**Records supplied**
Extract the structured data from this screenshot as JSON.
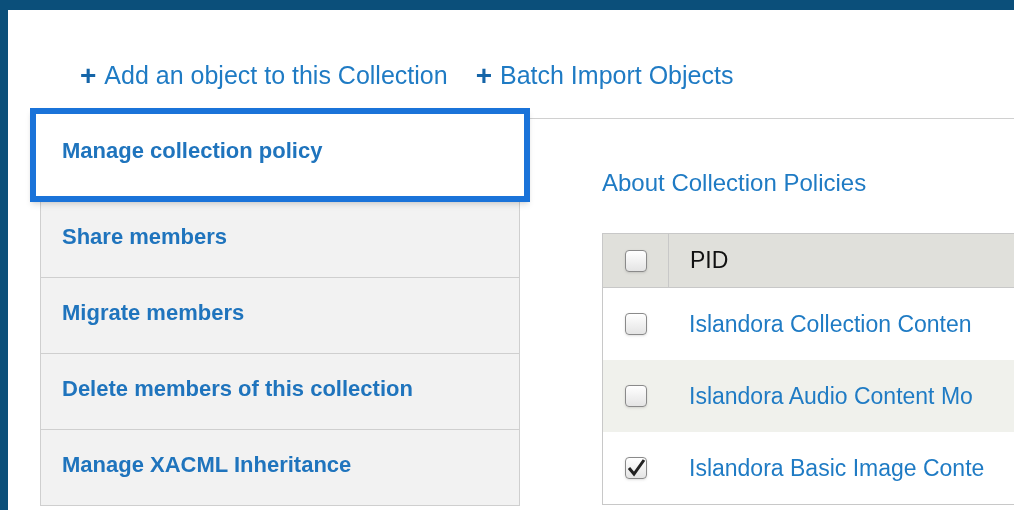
{
  "actions": [
    {
      "icon": "+",
      "label": "Add an object to this Collection"
    },
    {
      "icon": "+",
      "label": "Batch Import Objects"
    }
  ],
  "tabs": [
    {
      "label": "Manage collection policy",
      "selected": true
    },
    {
      "label": "Share members",
      "selected": false
    },
    {
      "label": "Migrate members",
      "selected": false
    },
    {
      "label": "Delete members of this collection",
      "selected": false
    },
    {
      "label": "Manage XACML Inheritance",
      "selected": false
    }
  ],
  "content": {
    "heading": "About Collection Policies",
    "table": {
      "header": {
        "checked": false,
        "label": "PID"
      },
      "rows": [
        {
          "checked": false,
          "label": "Islandora Collection Conten"
        },
        {
          "checked": false,
          "label": "Islandora Audio Content Mo"
        },
        {
          "checked": true,
          "label": "Islandora Basic Image Conte"
        }
      ]
    }
  }
}
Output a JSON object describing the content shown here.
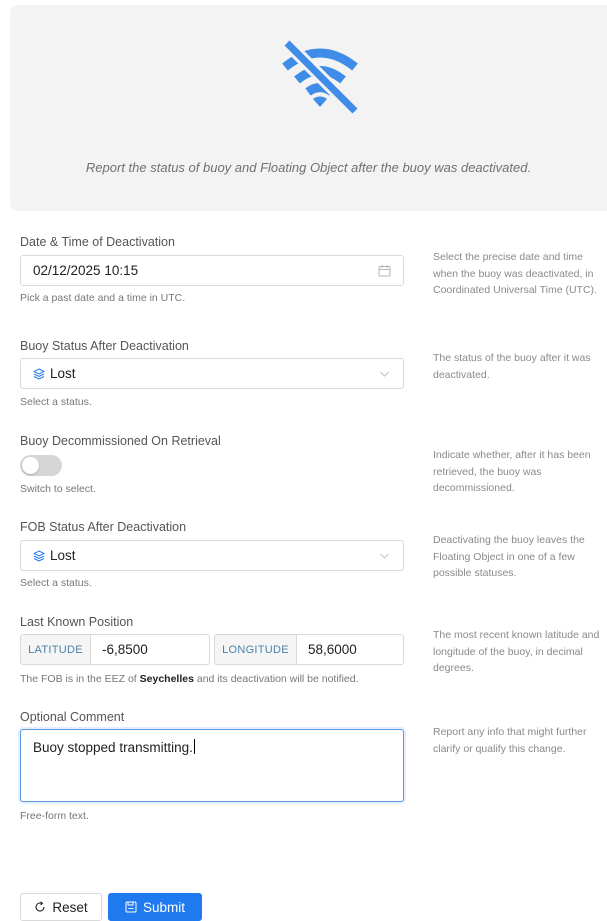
{
  "banner": {
    "icon": "wifi-off-icon",
    "message": "Report the status of buoy and Floating Object after the buoy was deactivated.",
    "accent_color": "#3f8de8"
  },
  "deactivation": {
    "label": "Date & Time of Deactivation",
    "value": "02/12/2025 10:15",
    "help": "Pick a past date and a time in UTC.",
    "side": "Select the precise date and time when the buoy was deactivated, in Coordinated Universal Time (UTC)."
  },
  "buoy_status": {
    "label": "Buoy Status After Deactivation",
    "value": "Lost",
    "help": "Select a status.",
    "side": "The status of the buoy after it was deactivated."
  },
  "decommissioned": {
    "label": "Buoy Decommissioned On Retrieval",
    "checked": false,
    "help": "Switch to select.",
    "side": "Indicate whether, after it has been retrieved, the buoy was decommissioned."
  },
  "fob_status": {
    "label": "FOB Status After Deactivation",
    "value": "Lost",
    "help": "Select a status.",
    "side": "Deactivating the buoy leaves the Floating Object in one of a few possible statuses."
  },
  "position": {
    "label": "Last Known Position",
    "latitude_label": "LATITUDE",
    "latitude": "-6,8500",
    "longitude_label": "LONGITUDE",
    "longitude": "58,6000",
    "help_prefix": "The FOB is in the EEZ of ",
    "help_country": "Seychelles",
    "help_suffix": " and its deactivation will be notified.",
    "side": "The most recent known latitude and longitude of the buoy, in decimal degrees."
  },
  "comment": {
    "label": "Optional Comment",
    "value": "Buoy stopped transmitting.",
    "help": "Free-form text.",
    "side": "Report any info that might further clarify or qualify this change."
  },
  "actions": {
    "reset_label": "Reset",
    "submit_label": "Submit",
    "submit_color": "#1f7af0"
  }
}
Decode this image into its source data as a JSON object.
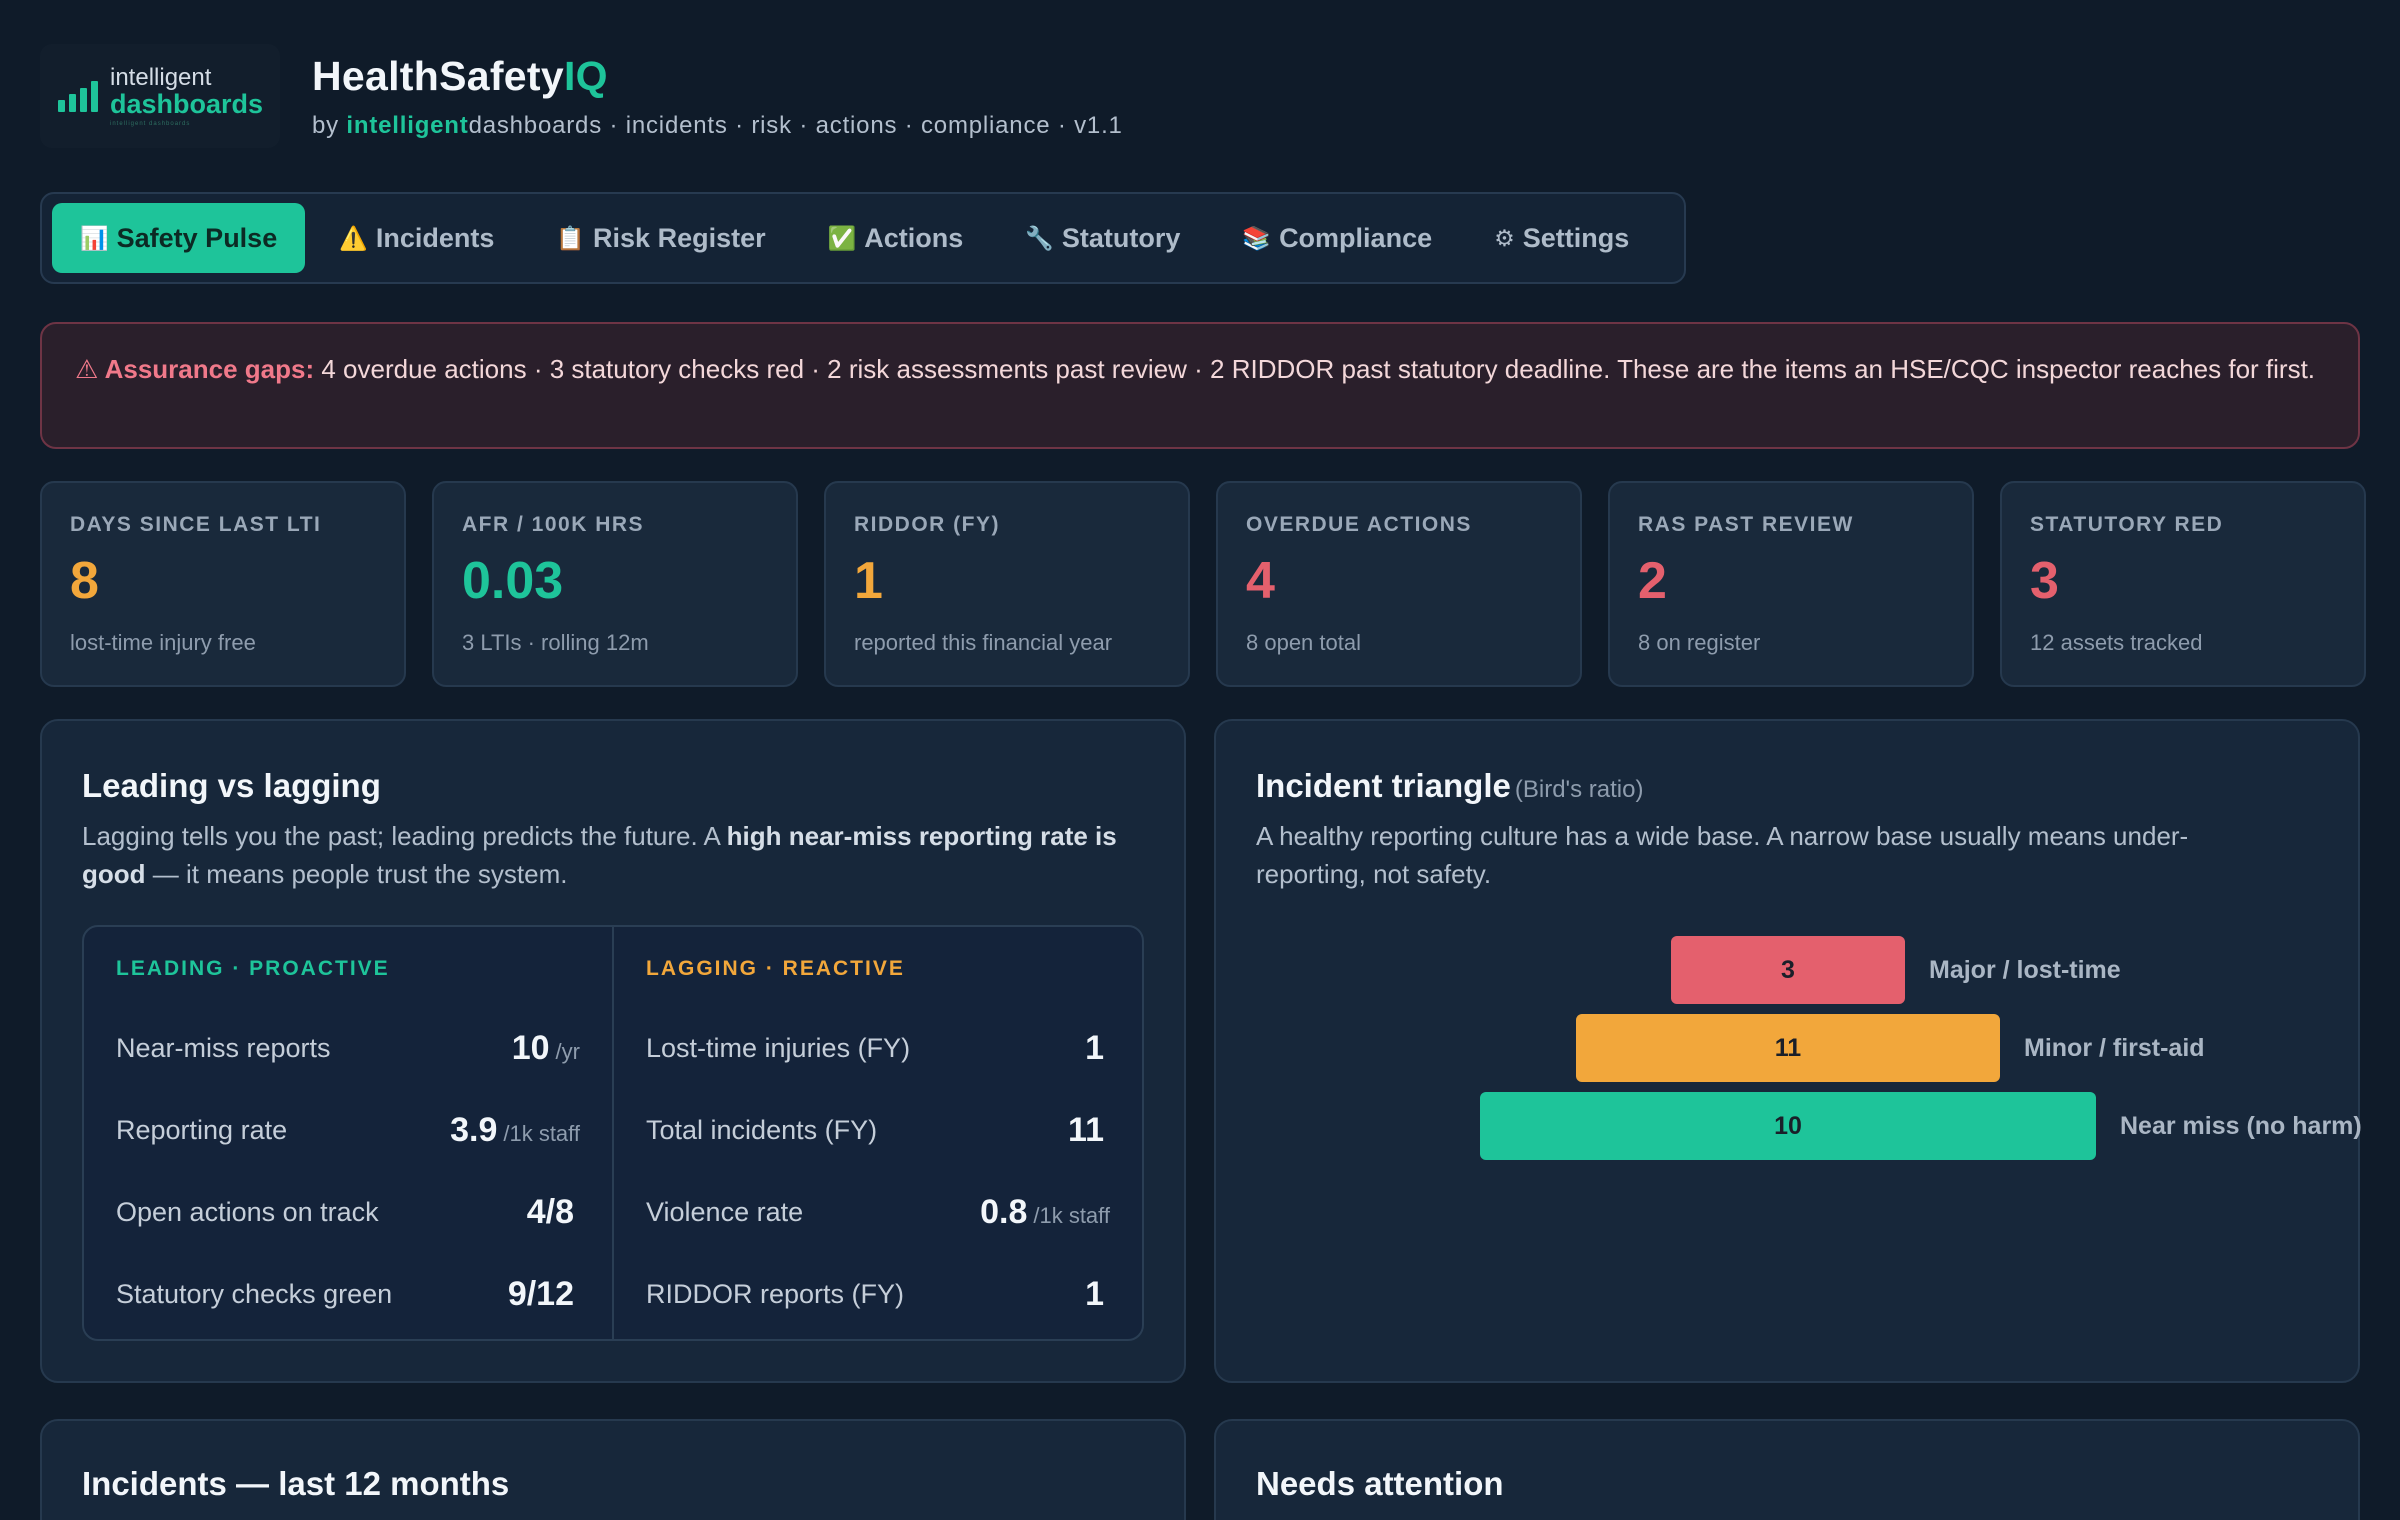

**Prompt**
Each line with the string "members" in it needs to be found and copied.

**Task answer**
      "label": "Share members",
      "label": "Migrate members",
      "label": "Delete members of this collection",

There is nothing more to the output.